* _GIVEN INSTRUCTION_
Omit any picture, and return the remaining data exactly as written.
※ ※ ※
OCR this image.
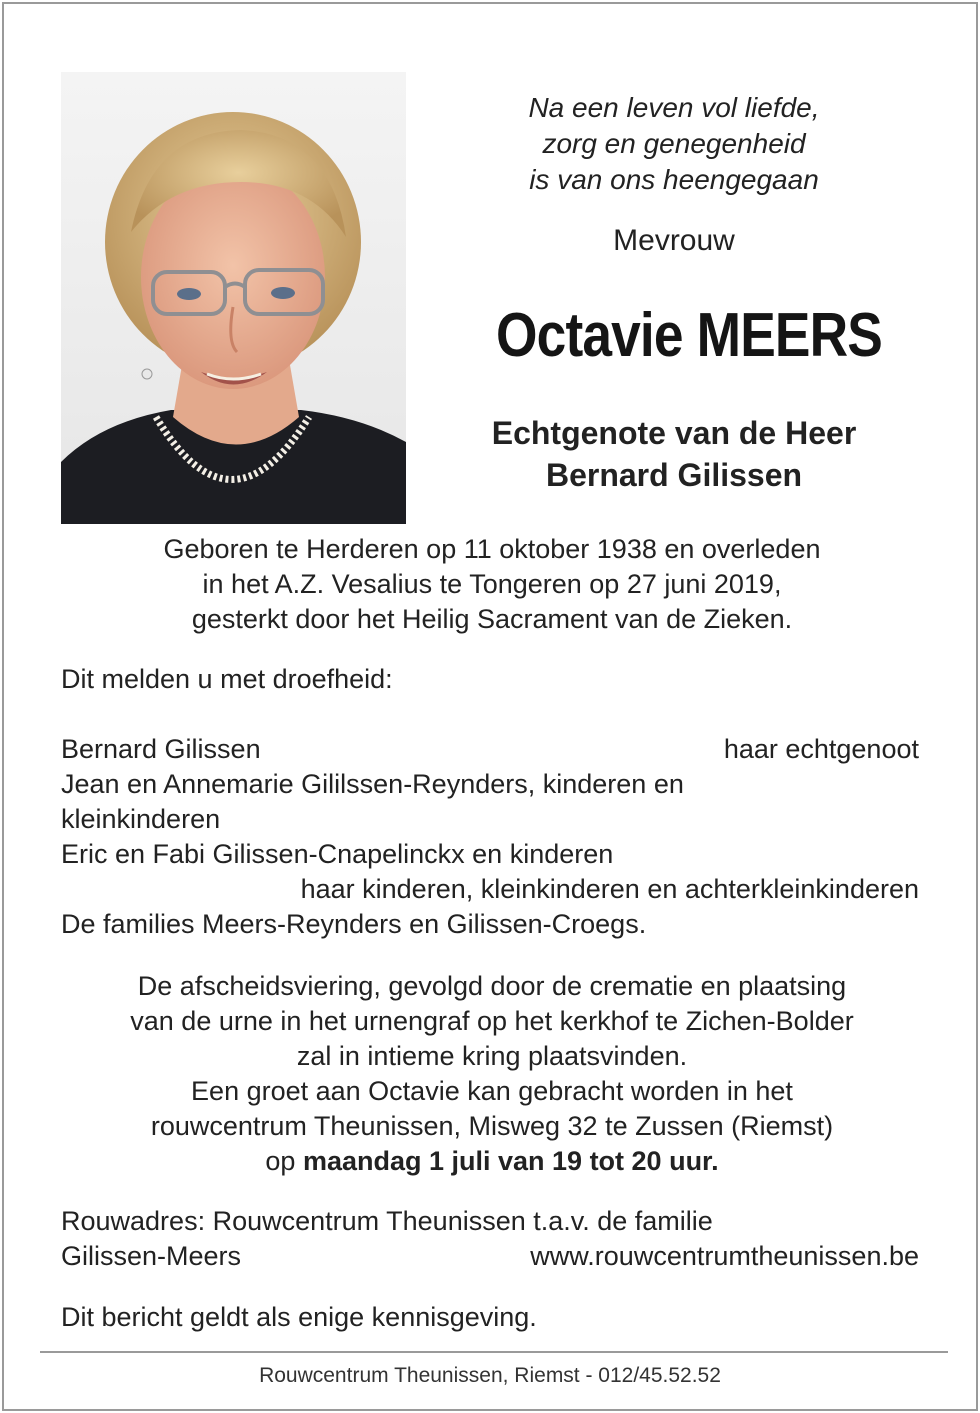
Na een leven vol liefde,
zorg en genegenheid
is van ons heengegaan
Mevrouw
Octavie MEERS
Echtgenote van de Heer
Bernard Gilissen
Geboren te Herderen op 11 oktober 1938 en overleden
in het A.Z. Vesalius te Tongeren op 27 juni 2019,
gesterkt door het Heilig Sacrament van de Zieken.
Dit melden u met droefheid:
Bernard Gilissen	haar echtgenoot
Jean en Annemarie Gililssen-Reynders, kinderen en
kleinkinderen
Eric en Fabi Gilissen-Cnapelinckx en kinderen
haar kinderen, kleinkinderen en achterkleinkinderen
De families Meers-Reynders en Gilissen-Croegs.
De afscheidsviering, gevolgd door de crematie en plaatsing
van de urne in het urnengraf op het kerkhof te Zichen-Bolder
zal in intieme kring plaatsvinden.
Een groet aan Octavie kan gebracht worden in het
rouwcentrum Theunissen, Misweg 32 te Zussen (Riemst)
op maandag 1 juli van 19 tot 20 uur.
Rouwadres: Rouwcentrum Theunissen t.a.v. de familie
Gilissen-Meers	www.rouwcentrumtheunissen.be
Dit bericht geldt als enige kennisgeving.
Rouwcentrum Theunissen, Riemst - 012/45.52.52
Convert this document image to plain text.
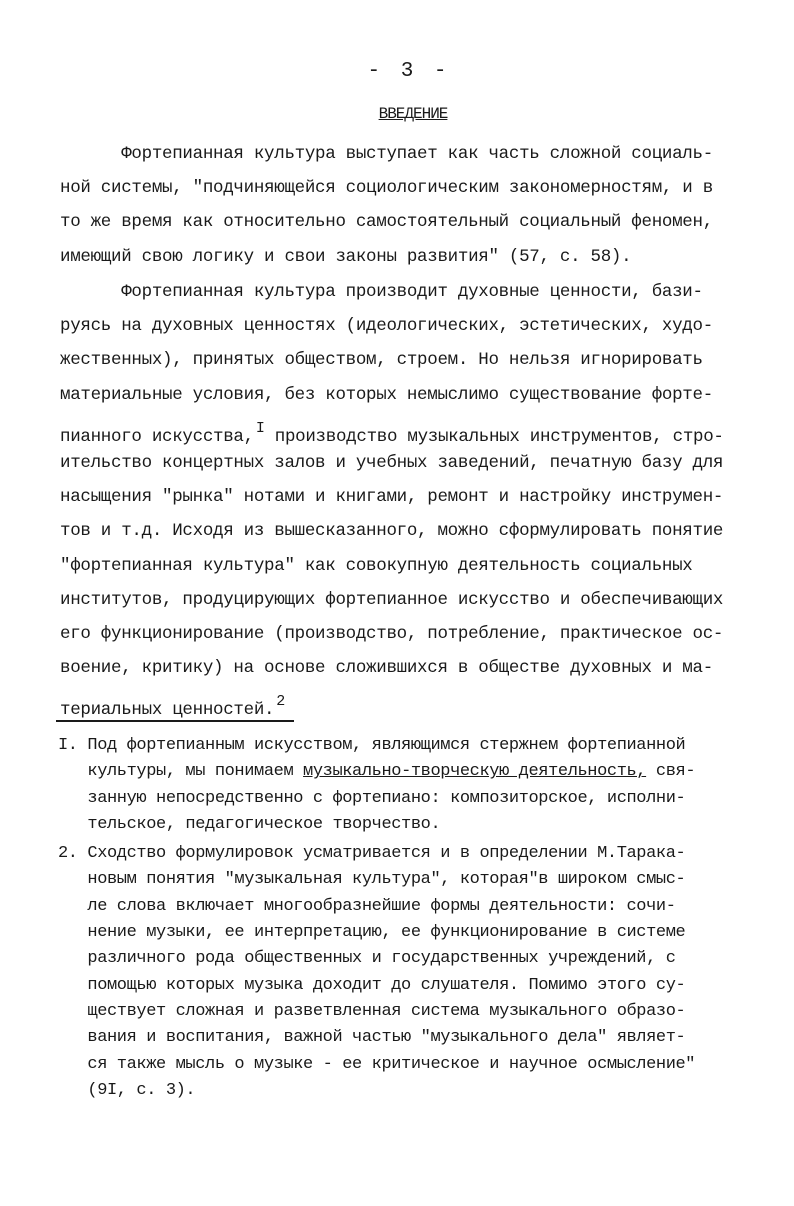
- 3 -
ВВЕДЕНИЕ
Фортепианная культура выступает как часть сложной социаль-
ной системы, "подчиняющейся социологическим закономерностям, и в
то же время как относительно самостоятельный социальный феномен,
имеющий свою логику и свои законы развития" (57, с. 58).
Фортепианная культура производит духовные ценности, бази-
руясь на духовных ценностях (идеологических, эстетических, худо-
жественных), принятых обществом, строем. Но нельзя игнорировать
материальные условия, без которых немыслимо существование форте-
пианного искусства, I производство музыкальных инструментов, стро-
ительство концертных залов и учебных заведений, печатную базу для
насыщения "рынка" нотами и книгами, ремонт и настройку инструмен-
тов и т.д. Исходя из вышесказанного, можно сформулировать понятие
"фортепианная культура" как совокупную деятельность социальных
институтов, продуцирующих фортепианное искусство и обеспечивающих
его функционирование (производство, потребление, практическое ос-
воение, критику) на основе сложившихся в обществе духовных и ма-
териальных ценностей. 2
I. Под фортепианным искусством, являющимся стержнем фортепианной
культуры, мы понимаем музыкально-творческую деятельность, свя-
занную непосредственно с фортепиано: композиторское, исполни-
тельское, педагогическое творчество.
2. Сходство формулировок усматривается и в определении М.Тарака-
новым понятия "музыкальная культура", которая"в широком смыс-
ле слова включает многообразнейшие формы деятельности: сочи-
нение музыки, ее интерпретацию, ее функционирование в системе
различного рода общественных и государственных учреждений, с
помощью которых музыка доходит до слушателя. Помимо этого су-
ществует сложная и разветвленная система музыкального образо-
вания и воспитания, важной частью "музыкального дела" являет-
ся также мысль о музыке - ее критическое и научное осмысление"
(9I, с. 3).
※ ※ ※
* _RESPONSE_
OCR this image.
Na een leven vol liefde,
zorg en genegenheid
is van ons heengegaan
Mevrouw
Octavie MEERS
Echtgenote van de Heer
Bernard Gilissen
Geboren te Herderen op 11 oktober 1938 en overleden
in het A.Z. Vesalius te Tongeren op 27 juni 2019,
gesterkt door het Heilig Sacrament van de Zieken.
Dit melden u met droefheid:
Bernard Gilissen	haar echtgenoot
Jean en Annemarie Gililssen-Reynders, kinderen en
kleinkinderen
Eric en Fabi Gilissen-Cnapelinckx en kinderen
haar kinderen, kleinkinderen en achterkleinkinderen
De families Meers-Reynders en Gilissen-Croegs.
De afscheidsviering, gevolgd door de crematie en plaatsing
van de urne in het urnengraf op het kerkhof te Zichen-Bolder
zal in intieme kring plaatsvinden.
Een groet aan Octavie kan gebracht worden in het
rouwcentrum Theunissen, Misweg 32 te Zussen (Riemst)
op maandag 1 juli van 19 tot 20 uur.
Rouwadres: Rouwcentrum Theunissen t.a.v. de familie
Gilissen-Meers	www.rouwcentrumtheunissen.be
Dit bericht geldt als enige kennisgeving.
Rouwcentrum Theunissen, Riemst - 012/45.52.52
Convert this document image to plain text.
- 3 -
ВВЕДЕНИЕ
Фортепианная культура выступает как часть сложной социаль-
ной системы, "подчиняющейся социологическим закономерностям, и в
то же время как относительно самостоятельный социальный феномен,
имеющий свою логику и свои законы развития" (57, с. 58).
Фортепианная культура производит духовные ценности, бази-
руясь на духовных ценностях (идеологических, эстетических, худо-
жественных), принятых обществом, строем. Но нельзя игнорировать
материальные условия, без которых немыслимо существование форте-
пианного искусства, I производство музыкальных инструментов, стро-
ительство концертных залов и учебных заведений, печатную базу для
насыщения "рынка" нотами и книгами, ремонт и настройку инструмен-
тов и т.д. Исходя из вышесказанного, можно сформулировать понятие
"фортепианная культура" как совокупную деятельность социальных
институтов, продуцирующих фортепианное искусство и обеспечивающих
его функционирование (производство, потребление, практическое ос-
воение, критику) на основе сложившихся в обществе духовных и ма-
териальных ценностей. 2
I. Под фортепианным искусством, являющимся стержнем фортепианной
культуры, мы понимаем музыкально-творческую деятельность, свя-
занную непосредственно с фортепиано: композиторское, исполни-
тельское, педагогическое творчество.
2. Сходство формулировок усматривается и в определении М.Тарака-
новым понятия "музыкальная культура", которая"в широком смыс-
ле слова включает многообразнейшие формы деятельности: сочи-
нение музыки, ее интерпретацию, ее функционирование в системе
различного рода общественных и государственных учреждений, с
помощью которых музыка доходит до слушателя. Помимо этого су-
ществует сложная и разветвленная система музыкального образо-
вания и воспитания, важной частью "музыкального дела" являет-
ся также мысль о музыке - ее критическое и научное осмысление"
(9I, с. 3).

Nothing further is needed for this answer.